> _What you should do_: Reproduce the whole listing below exactly.

> _Data in this exercise_:
-- Opening Marker --
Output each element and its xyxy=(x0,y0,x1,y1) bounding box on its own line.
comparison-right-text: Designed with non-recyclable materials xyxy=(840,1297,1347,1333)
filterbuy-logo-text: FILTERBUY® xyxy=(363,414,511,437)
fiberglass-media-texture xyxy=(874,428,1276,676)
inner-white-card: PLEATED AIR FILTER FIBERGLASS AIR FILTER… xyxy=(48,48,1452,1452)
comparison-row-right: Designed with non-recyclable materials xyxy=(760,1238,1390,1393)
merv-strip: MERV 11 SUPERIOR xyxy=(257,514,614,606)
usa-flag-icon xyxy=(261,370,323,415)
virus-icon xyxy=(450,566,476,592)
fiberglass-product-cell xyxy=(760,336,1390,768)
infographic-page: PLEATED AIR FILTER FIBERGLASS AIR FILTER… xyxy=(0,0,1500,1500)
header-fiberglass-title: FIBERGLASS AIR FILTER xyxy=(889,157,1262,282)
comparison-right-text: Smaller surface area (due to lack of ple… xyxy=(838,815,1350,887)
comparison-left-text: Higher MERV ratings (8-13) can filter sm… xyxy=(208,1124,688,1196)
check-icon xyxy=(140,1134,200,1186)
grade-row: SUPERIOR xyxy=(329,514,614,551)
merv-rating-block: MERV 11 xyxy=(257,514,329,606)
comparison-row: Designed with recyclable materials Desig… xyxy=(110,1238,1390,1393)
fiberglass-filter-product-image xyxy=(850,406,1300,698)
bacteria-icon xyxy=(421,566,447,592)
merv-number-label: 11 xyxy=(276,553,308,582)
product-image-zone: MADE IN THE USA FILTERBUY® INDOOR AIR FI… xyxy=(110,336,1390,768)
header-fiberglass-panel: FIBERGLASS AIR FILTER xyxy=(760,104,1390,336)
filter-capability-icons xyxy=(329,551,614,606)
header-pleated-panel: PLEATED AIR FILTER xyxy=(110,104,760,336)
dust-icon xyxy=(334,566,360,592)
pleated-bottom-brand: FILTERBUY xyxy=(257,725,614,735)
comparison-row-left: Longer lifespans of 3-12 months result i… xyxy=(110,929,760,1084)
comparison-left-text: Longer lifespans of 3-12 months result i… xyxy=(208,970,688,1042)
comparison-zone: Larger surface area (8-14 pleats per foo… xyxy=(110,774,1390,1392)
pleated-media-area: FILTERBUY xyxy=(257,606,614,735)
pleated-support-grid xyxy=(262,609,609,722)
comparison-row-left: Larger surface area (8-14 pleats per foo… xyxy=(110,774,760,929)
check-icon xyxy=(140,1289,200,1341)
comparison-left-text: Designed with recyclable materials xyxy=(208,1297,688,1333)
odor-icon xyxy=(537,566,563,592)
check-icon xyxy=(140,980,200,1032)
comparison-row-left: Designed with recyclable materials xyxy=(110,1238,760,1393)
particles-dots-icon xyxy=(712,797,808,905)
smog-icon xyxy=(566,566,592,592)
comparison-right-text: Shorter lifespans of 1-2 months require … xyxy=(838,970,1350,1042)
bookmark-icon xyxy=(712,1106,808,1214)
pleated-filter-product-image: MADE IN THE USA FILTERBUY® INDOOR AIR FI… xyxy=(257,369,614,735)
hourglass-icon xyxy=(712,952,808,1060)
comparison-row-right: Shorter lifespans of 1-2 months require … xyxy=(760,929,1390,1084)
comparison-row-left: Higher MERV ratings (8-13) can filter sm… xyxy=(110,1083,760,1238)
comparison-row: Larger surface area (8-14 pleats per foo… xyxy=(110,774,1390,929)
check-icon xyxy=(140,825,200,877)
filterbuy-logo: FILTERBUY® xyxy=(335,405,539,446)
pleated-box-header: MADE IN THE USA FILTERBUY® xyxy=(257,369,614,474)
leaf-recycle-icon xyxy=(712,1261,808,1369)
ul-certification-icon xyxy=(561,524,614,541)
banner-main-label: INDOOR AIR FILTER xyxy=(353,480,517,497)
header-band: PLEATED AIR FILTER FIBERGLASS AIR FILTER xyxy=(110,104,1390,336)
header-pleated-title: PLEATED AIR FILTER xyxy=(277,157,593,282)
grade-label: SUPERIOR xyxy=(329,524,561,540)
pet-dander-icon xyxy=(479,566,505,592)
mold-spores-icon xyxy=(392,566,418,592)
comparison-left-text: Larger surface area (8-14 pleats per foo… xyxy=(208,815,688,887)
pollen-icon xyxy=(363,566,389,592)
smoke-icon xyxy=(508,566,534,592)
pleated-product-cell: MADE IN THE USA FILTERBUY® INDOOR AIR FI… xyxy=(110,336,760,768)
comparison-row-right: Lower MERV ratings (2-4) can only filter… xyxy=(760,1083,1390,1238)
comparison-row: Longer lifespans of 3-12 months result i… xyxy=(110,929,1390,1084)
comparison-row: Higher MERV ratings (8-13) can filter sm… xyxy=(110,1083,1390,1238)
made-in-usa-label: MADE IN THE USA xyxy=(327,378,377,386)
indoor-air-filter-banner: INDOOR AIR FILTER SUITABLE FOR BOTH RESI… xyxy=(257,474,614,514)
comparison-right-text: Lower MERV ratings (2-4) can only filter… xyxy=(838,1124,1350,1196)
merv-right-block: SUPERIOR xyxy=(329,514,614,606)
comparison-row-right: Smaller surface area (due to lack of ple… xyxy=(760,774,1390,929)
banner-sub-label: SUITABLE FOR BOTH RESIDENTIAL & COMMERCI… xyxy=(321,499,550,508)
-- Closing Marker --
> _Answer section_:
Output each element and its xyxy=(x0,y0,x1,y1) bounding box on its own line.
comparison-right-text: Designed with non-recyclable materials xyxy=(840,1297,1347,1333)
filterbuy-logo-text: FILTERBUY® xyxy=(363,414,511,437)
fiberglass-media-texture xyxy=(874,428,1276,676)
inner-white-card: PLEATED AIR FILTER FIBERGLASS AIR FILTER… xyxy=(48,48,1452,1452)
comparison-row-right: Designed with non-recyclable materials xyxy=(760,1238,1390,1393)
merv-strip: MERV 11 SUPERIOR xyxy=(257,514,614,606)
usa-flag-icon xyxy=(261,370,323,415)
virus-icon xyxy=(450,566,476,592)
fiberglass-product-cell xyxy=(760,336,1390,768)
infographic-page: PLEATED AIR FILTER FIBERGLASS AIR FILTER… xyxy=(0,0,1500,1500)
header-fiberglass-title: FIBERGLASS AIR FILTER xyxy=(889,157,1262,282)
comparison-right-text: Smaller surface area (due to lack of ple… xyxy=(838,815,1350,887)
comparison-left-text: Higher MERV ratings (8-13) can filter sm… xyxy=(208,1124,688,1196)
check-icon xyxy=(140,1134,200,1186)
grade-row: SUPERIOR xyxy=(329,514,614,551)
merv-rating-block: MERV 11 xyxy=(257,514,329,606)
comparison-row: Designed with recyclable materials Desig… xyxy=(110,1238,1390,1393)
fiberglass-filter-product-image xyxy=(850,406,1300,698)
bacteria-icon xyxy=(421,566,447,592)
merv-number-label: 11 xyxy=(276,553,308,582)
product-image-zone: MADE IN THE USA FILTERBUY® INDOOR AIR FI… xyxy=(110,336,1390,768)
header-fiberglass-panel: FIBERGLASS AIR FILTER xyxy=(760,104,1390,336)
filter-capability-icons xyxy=(329,551,614,606)
header-pleated-panel: PLEATED AIR FILTER xyxy=(110,104,760,336)
dust-icon xyxy=(334,566,360,592)
pleated-bottom-brand: FILTERBUY xyxy=(257,725,614,735)
comparison-row-left: Longer lifespans of 3-12 months result i… xyxy=(110,929,760,1084)
comparison-left-text: Longer lifespans of 3-12 months result i… xyxy=(208,970,688,1042)
comparison-zone: Larger surface area (8-14 pleats per foo… xyxy=(110,774,1390,1392)
pleated-media-area: FILTERBUY xyxy=(257,606,614,735)
pleated-support-grid xyxy=(262,609,609,722)
comparison-row-left: Larger surface area (8-14 pleats per foo… xyxy=(110,774,760,929)
check-icon xyxy=(140,1289,200,1341)
comparison-left-text: Designed with recyclable materials xyxy=(208,1297,688,1333)
odor-icon xyxy=(537,566,563,592)
check-icon xyxy=(140,980,200,1032)
comparison-row-left: Designed with recyclable materials xyxy=(110,1238,760,1393)
particles-dots-icon xyxy=(712,797,808,905)
smog-icon xyxy=(566,566,592,592)
comparison-right-text: Shorter lifespans of 1-2 months require … xyxy=(838,970,1350,1042)
bookmark-icon xyxy=(712,1106,808,1214)
pleated-filter-product-image: MADE IN THE USA FILTERBUY® INDOOR AIR FI… xyxy=(257,369,614,735)
hourglass-icon xyxy=(712,952,808,1060)
comparison-row-right: Shorter lifespans of 1-2 months require … xyxy=(760,929,1390,1084)
comparison-row-left: Higher MERV ratings (8-13) can filter sm… xyxy=(110,1083,760,1238)
comparison-row: Larger surface area (8-14 pleats per foo… xyxy=(110,774,1390,929)
check-icon xyxy=(140,825,200,877)
filterbuy-logo: FILTERBUY® xyxy=(335,405,539,446)
pleated-box-header: MADE IN THE USA FILTERBUY® xyxy=(257,369,614,474)
leaf-recycle-icon xyxy=(712,1261,808,1369)
ul-certification-icon xyxy=(561,524,614,541)
banner-main-label: INDOOR AIR FILTER xyxy=(353,480,517,497)
header-band: PLEATED AIR FILTER FIBERGLASS AIR FILTER xyxy=(110,104,1390,336)
header-pleated-title: PLEATED AIR FILTER xyxy=(277,157,593,282)
grade-label: SUPERIOR xyxy=(329,524,561,540)
pet-dander-icon xyxy=(479,566,505,592)
mold-spores-icon xyxy=(392,566,418,592)
comparison-left-text: Larger surface area (8-14 pleats per foo… xyxy=(208,815,688,887)
pollen-icon xyxy=(363,566,389,592)
smoke-icon xyxy=(508,566,534,592)
pleated-product-cell: MADE IN THE USA FILTERBUY® INDOOR AIR FI… xyxy=(110,336,760,768)
comparison-row-right: Lower MERV ratings (2-4) can only filter… xyxy=(760,1083,1390,1238)
comparison-row: Longer lifespans of 3-12 months result i… xyxy=(110,929,1390,1084)
comparison-row: Higher MERV ratings (8-13) can filter sm… xyxy=(110,1083,1390,1238)
made-in-usa-label: MADE IN THE USA xyxy=(327,378,377,386)
indoor-air-filter-banner: INDOOR AIR FILTER SUITABLE FOR BOTH RESI… xyxy=(257,474,614,514)
comparison-right-text: Lower MERV ratings (2-4) can only filter… xyxy=(838,1124,1350,1196)
merv-right-block: SUPERIOR xyxy=(329,514,614,606)
comparison-row-right: Smaller surface area (due to lack of ple… xyxy=(760,774,1390,929)
banner-sub-label: SUITABLE FOR BOTH RESIDENTIAL & COMMERCI… xyxy=(321,499,550,508)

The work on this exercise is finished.